Source records

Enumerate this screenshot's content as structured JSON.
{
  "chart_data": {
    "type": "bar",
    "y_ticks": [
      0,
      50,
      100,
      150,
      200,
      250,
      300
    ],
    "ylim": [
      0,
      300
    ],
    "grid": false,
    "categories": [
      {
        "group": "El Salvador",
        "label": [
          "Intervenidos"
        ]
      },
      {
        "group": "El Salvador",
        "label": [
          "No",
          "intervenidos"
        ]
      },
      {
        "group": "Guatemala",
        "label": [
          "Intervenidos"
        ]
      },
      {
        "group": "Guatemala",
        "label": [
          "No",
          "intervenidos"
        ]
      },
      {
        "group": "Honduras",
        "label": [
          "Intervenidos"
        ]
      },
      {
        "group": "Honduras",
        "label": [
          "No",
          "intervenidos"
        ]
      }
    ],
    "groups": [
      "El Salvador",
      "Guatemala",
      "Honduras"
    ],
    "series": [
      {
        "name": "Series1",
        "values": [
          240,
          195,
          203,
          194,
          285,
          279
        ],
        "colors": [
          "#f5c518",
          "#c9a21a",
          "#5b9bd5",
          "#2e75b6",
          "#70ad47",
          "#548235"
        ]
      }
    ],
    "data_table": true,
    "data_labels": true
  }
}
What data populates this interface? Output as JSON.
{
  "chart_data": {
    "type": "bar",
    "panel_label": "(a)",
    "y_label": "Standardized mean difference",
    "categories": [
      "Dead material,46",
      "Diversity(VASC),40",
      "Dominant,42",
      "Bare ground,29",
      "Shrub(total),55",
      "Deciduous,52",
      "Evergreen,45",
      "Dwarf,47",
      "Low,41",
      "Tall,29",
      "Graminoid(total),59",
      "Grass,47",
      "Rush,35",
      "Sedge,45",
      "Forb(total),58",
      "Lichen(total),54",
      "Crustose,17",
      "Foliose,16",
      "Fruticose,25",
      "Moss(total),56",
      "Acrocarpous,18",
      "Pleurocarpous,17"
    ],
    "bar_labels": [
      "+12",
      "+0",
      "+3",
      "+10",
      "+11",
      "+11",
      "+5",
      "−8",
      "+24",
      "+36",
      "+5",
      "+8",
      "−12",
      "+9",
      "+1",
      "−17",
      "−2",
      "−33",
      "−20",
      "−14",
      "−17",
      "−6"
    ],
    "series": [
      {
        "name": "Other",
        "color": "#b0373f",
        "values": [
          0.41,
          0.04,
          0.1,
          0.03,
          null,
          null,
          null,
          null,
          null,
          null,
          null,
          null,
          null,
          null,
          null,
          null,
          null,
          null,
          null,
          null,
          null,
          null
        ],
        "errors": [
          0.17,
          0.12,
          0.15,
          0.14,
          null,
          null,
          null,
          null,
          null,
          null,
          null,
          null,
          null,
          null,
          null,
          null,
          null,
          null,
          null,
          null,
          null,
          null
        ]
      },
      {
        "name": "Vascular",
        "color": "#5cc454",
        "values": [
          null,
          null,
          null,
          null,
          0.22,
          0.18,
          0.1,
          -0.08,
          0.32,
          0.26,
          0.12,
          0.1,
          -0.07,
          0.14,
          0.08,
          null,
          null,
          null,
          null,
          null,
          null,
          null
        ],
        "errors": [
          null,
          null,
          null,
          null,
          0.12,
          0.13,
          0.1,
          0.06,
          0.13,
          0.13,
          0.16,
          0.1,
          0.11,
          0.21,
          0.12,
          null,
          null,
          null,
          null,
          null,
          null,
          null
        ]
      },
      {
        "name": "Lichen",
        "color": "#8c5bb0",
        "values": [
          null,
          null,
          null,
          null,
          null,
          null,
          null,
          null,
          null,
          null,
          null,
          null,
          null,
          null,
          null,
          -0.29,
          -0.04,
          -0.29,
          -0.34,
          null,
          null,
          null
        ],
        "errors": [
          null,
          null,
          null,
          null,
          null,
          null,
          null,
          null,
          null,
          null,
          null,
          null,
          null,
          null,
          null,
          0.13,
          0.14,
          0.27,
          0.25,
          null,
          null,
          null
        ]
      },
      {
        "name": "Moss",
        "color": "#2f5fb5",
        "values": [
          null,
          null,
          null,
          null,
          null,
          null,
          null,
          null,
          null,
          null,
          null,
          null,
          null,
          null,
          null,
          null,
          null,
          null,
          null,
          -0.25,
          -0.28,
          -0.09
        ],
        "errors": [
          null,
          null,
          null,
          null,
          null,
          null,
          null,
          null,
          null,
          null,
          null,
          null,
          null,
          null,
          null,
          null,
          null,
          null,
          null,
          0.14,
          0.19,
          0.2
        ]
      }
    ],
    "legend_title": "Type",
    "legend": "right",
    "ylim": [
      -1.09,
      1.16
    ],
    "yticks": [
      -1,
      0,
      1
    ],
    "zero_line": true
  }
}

**Written problem:** Repeat every record, keeping each word and mark exactly as it is.

**Response to this task:**
Enumerate this screenshot's content as structured JSON.
{
  "chart_data": {
    "type": "bar",
    "y_ticks": [
      0,
      50,
      100,
      150,
      200,
      250,
      300
    ],
    "ylim": [
      0,
      300
    ],
    "grid": false,
    "categories": [
      {
        "group": "El Salvador",
        "label": [
          "Intervenidos"
        ]
      },
      {
        "group": "El Salvador",
        "label": [
          "No",
          "intervenidos"
        ]
      },
      {
        "group": "Guatemala",
        "label": [
          "Intervenidos"
        ]
      },
      {
        "group": "Guatemala",
        "label": [
          "No",
          "intervenidos"
        ]
      },
      {
        "group": "Honduras",
        "label": [
          "Intervenidos"
        ]
      },
      {
        "group": "Honduras",
        "label": [
          "No",
          "intervenidos"
        ]
      }
    ],
    "groups": [
      "El Salvador",
      "Guatemala",
      "Honduras"
    ],
    "series": [
      {
        "name": "Series1",
        "values": [
          240,
          195,
          203,
          194,
          285,
          279
        ],
        "colors": [
          "#f5c518",
          "#c9a21a",
          "#5b9bd5",
          "#2e75b6",
          "#70ad47",
          "#548235"
        ]
      }
    ],
    "data_table": true,
    "data_labels": true
  }
}
What data populates this interface? Output as JSON.
{
  "chart_data": {
    "type": "bar",
    "panel_label": "(a)",
    "y_label": "Standardized mean difference",
    "categories": [
      "Dead material,46",
      "Diversity(VASC),40",
      "Dominant,42",
      "Bare ground,29",
      "Shrub(total),55",
      "Deciduous,52",
      "Evergreen,45",
      "Dwarf,47",
      "Low,41",
      "Tall,29",
      "Graminoid(total),59",
      "Grass,47",
      "Rush,35",
      "Sedge,45",
      "Forb(total),58",
      "Lichen(total),54",
      "Crustose,17",
      "Foliose,16",
      "Fruticose,25",
      "Moss(total),56",
      "Acrocarpous,18",
      "Pleurocarpous,17"
    ],
    "bar_labels": [
      "+12",
      "+0",
      "+3",
      "+10",
      "+11",
      "+11",
      "+5",
      "−8",
      "+24",
      "+36",
      "+5",
      "+8",
      "−12",
      "+9",
      "+1",
      "−17",
      "−2",
      "−33",
      "−20",
      "−14",
      "−17",
      "−6"
    ],
    "series": [
      {
        "name": "Other",
        "color": "#b0373f",
        "values": [
          0.41,
          0.04,
          0.1,
          0.03,
          null,
          null,
          null,
          null,
          null,
          null,
          null,
          null,
          null,
          null,
          null,
          null,
          null,
          null,
          null,
          null,
          null,
          null
        ],
        "errors": [
          0.17,
          0.12,
          0.15,
          0.14,
          null,
          null,
          null,
          null,
          null,
          null,
          null,
          null,
          null,
          null,
          null,
          null,
          null,
          null,
          null,
          null,
          null,
          null
        ]
      },
      {
        "name": "Vascular",
        "color": "#5cc454",
        "values": [
          null,
          null,
          null,
          null,
          0.22,
          0.18,
          0.1,
          -0.08,
          0.32,
          0.26,
          0.12,
          0.1,
          -0.07,
          0.14,
          0.08,
          null,
          null,
          null,
          null,
          null,
          null,
          null
        ],
        "errors": [
          null,
          null,
          null,
          null,
          0.12,
          0.13,
          0.1,
          0.06,
          0.13,
          0.13,
          0.16,
          0.1,
          0.11,
          0.21,
          0.12,
          null,
          null,
          null,
          null,
          null,
          null,
          null
        ]
      },
      {
        "name": "Lichen",
        "color": "#8c5bb0",
        "values": [
          null,
          null,
          null,
          null,
          null,
          null,
          null,
          null,
          null,
          null,
          null,
          null,
          null,
          null,
          null,
          -0.29,
          -0.04,
          -0.29,
          -0.34,
          null,
          null,
          null
        ],
        "errors": [
          null,
          null,
          null,
          null,
          null,
          null,
          null,
          null,
          null,
          null,
          null,
          null,
          null,
          null,
          null,
          0.13,
          0.14,
          0.27,
          0.25,
          null,
          null,
          null
        ]
      },
      {
        "name": "Moss",
        "color": "#2f5fb5",
        "values": [
          null,
          null,
          null,
          null,
          null,
          null,
          null,
          null,
          null,
          null,
          null,
          null,
          null,
          null,
          null,
          null,
          null,
          null,
          null,
          -0.25,
          -0.28,
          -0.09
        ],
        "errors": [
          null,
          null,
          null,
          null,
          null,
          null,
          null,
          null,
          null,
          null,
          null,
          null,
          null,
          null,
          null,
          null,
          null,
          null,
          null,
          0.14,
          0.19,
          0.2
        ]
      }
    ],
    "legend_title": "Type",
    "legend": "right",
    "ylim": [
      -1.09,
      1.16
    ],
    "yticks": [
      -1,
      0,
      1
    ],
    "zero_line": true
  }
}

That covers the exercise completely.